Written problem:
Determine how many lines below hold the string "zwojów". Reply with the number alone.

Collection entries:
━━━━━━━━━━

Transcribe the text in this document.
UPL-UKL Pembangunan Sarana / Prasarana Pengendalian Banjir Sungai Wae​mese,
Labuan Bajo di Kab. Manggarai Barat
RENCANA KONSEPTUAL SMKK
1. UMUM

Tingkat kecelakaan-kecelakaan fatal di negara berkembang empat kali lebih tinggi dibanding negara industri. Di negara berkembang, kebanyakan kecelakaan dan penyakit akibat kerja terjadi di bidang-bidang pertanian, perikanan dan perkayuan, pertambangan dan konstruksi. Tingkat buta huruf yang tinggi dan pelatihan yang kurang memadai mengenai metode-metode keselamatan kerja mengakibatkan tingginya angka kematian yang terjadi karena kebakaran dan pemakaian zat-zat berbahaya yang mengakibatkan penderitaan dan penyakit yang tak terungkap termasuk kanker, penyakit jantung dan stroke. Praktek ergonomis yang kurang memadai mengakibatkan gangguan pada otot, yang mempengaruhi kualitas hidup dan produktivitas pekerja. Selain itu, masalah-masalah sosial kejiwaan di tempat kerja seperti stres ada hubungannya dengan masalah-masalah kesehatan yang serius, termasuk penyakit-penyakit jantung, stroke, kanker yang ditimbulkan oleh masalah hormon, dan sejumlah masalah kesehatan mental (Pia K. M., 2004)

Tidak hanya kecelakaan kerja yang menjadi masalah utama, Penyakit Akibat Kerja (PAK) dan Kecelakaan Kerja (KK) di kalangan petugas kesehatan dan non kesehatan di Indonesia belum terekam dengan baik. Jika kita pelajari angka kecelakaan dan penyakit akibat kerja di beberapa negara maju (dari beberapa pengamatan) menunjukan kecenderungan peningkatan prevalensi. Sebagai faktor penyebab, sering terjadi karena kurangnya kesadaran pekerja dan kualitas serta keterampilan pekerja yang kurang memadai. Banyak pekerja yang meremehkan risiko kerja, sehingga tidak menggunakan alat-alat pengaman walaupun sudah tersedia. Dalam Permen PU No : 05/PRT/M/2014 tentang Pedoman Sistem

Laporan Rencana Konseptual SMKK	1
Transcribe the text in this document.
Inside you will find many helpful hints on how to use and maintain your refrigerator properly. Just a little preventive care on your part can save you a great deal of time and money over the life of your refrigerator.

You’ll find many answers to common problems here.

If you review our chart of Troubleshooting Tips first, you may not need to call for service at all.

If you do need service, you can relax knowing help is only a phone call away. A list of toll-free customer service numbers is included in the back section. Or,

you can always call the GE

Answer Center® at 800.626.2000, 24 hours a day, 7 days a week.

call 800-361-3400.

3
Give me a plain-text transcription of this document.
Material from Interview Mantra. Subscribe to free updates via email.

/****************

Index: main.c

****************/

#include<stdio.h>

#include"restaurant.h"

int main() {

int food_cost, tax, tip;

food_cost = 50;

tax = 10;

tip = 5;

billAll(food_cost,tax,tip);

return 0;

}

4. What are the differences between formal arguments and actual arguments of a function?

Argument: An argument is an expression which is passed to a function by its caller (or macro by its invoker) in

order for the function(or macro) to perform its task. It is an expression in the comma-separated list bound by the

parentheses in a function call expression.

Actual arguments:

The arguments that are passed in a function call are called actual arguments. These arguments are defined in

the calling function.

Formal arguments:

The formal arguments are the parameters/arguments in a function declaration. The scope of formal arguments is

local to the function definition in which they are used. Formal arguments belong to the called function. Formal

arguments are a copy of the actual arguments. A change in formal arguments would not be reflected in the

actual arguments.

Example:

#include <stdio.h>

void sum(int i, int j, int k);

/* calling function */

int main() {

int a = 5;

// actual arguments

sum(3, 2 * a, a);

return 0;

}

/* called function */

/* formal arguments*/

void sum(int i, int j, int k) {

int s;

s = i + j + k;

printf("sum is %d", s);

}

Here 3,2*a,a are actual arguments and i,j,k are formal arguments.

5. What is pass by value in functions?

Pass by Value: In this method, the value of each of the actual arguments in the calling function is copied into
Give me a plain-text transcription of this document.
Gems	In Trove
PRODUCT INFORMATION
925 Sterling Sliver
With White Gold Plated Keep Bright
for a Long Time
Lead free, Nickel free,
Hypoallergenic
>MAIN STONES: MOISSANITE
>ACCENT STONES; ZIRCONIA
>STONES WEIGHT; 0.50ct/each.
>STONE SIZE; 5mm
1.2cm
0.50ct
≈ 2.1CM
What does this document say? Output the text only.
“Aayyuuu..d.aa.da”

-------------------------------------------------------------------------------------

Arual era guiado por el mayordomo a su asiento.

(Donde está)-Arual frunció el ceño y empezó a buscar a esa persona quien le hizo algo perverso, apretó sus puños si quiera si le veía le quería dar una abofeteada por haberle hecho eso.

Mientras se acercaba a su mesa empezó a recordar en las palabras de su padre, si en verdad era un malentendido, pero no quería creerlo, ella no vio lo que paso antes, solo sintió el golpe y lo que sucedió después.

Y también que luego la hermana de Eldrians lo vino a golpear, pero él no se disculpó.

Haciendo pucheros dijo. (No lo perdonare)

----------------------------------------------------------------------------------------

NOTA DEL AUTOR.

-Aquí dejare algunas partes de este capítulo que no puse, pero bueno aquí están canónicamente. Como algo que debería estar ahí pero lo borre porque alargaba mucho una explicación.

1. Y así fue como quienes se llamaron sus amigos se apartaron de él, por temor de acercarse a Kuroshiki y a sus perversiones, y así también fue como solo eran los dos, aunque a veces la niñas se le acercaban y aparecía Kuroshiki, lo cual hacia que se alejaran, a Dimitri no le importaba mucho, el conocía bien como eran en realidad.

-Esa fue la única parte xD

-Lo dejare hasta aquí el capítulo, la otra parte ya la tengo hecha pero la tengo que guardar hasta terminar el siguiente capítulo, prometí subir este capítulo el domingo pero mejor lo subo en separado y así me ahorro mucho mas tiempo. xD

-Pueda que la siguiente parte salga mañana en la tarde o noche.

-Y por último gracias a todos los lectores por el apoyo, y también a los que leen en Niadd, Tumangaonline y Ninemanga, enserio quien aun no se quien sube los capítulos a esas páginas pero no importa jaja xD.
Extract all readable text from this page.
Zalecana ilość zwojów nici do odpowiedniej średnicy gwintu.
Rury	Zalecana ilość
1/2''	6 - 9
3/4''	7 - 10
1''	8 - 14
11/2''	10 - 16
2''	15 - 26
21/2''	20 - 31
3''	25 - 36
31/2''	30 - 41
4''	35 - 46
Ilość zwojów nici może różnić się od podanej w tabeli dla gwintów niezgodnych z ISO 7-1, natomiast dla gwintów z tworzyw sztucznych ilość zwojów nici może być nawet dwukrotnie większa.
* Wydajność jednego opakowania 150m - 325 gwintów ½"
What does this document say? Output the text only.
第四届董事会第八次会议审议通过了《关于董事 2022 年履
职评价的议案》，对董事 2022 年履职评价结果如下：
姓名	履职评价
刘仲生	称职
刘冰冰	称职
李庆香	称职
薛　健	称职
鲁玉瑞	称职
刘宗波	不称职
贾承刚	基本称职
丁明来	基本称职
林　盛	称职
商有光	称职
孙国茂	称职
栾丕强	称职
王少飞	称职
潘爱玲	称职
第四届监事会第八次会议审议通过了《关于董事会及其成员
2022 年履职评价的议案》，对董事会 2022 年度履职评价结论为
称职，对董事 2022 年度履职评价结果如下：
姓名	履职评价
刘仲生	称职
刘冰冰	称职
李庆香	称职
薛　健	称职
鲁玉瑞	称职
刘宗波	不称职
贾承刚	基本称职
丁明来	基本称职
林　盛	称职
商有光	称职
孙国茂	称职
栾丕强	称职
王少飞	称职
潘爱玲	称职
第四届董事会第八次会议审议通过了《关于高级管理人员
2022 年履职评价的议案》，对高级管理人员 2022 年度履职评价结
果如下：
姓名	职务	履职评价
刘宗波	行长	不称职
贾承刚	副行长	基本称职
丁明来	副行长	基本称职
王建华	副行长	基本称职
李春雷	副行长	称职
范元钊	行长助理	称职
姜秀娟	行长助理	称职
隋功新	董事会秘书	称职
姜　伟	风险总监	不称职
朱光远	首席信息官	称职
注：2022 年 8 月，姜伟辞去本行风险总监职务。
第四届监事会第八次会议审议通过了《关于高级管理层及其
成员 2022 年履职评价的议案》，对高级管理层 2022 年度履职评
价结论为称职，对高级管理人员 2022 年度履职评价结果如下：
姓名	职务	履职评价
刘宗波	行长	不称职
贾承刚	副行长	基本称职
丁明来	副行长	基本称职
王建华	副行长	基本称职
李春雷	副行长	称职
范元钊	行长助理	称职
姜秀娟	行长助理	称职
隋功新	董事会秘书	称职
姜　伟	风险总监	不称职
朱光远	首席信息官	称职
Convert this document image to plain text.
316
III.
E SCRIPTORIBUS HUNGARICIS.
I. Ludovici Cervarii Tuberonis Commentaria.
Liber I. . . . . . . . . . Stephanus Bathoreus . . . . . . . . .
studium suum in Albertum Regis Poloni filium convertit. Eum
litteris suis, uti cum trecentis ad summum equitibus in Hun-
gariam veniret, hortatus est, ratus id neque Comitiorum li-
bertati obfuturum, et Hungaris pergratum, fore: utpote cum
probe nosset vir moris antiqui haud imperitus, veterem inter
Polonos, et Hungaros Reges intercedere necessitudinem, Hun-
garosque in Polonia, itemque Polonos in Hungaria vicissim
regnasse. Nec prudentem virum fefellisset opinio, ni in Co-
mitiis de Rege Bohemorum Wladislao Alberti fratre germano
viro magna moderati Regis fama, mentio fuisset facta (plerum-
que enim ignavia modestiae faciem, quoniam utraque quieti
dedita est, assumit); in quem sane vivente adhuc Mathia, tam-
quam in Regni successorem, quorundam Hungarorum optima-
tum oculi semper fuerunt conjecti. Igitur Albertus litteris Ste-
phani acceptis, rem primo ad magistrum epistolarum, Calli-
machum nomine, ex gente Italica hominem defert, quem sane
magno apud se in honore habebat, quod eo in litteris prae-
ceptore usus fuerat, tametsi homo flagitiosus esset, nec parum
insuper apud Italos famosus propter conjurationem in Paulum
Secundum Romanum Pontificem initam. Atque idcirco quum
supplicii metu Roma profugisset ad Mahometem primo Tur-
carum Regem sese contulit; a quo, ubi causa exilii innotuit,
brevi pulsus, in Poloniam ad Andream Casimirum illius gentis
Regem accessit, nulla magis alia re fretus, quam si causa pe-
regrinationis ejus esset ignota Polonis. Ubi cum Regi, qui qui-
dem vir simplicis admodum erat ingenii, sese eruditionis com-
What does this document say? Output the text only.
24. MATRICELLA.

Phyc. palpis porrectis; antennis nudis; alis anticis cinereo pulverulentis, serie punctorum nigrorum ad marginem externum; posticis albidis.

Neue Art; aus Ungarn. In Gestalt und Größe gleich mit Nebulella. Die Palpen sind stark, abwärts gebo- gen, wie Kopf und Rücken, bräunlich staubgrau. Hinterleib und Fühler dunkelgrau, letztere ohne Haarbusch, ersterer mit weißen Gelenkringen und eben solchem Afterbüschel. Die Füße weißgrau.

━━━━━━━━━━

Completed exercise:
2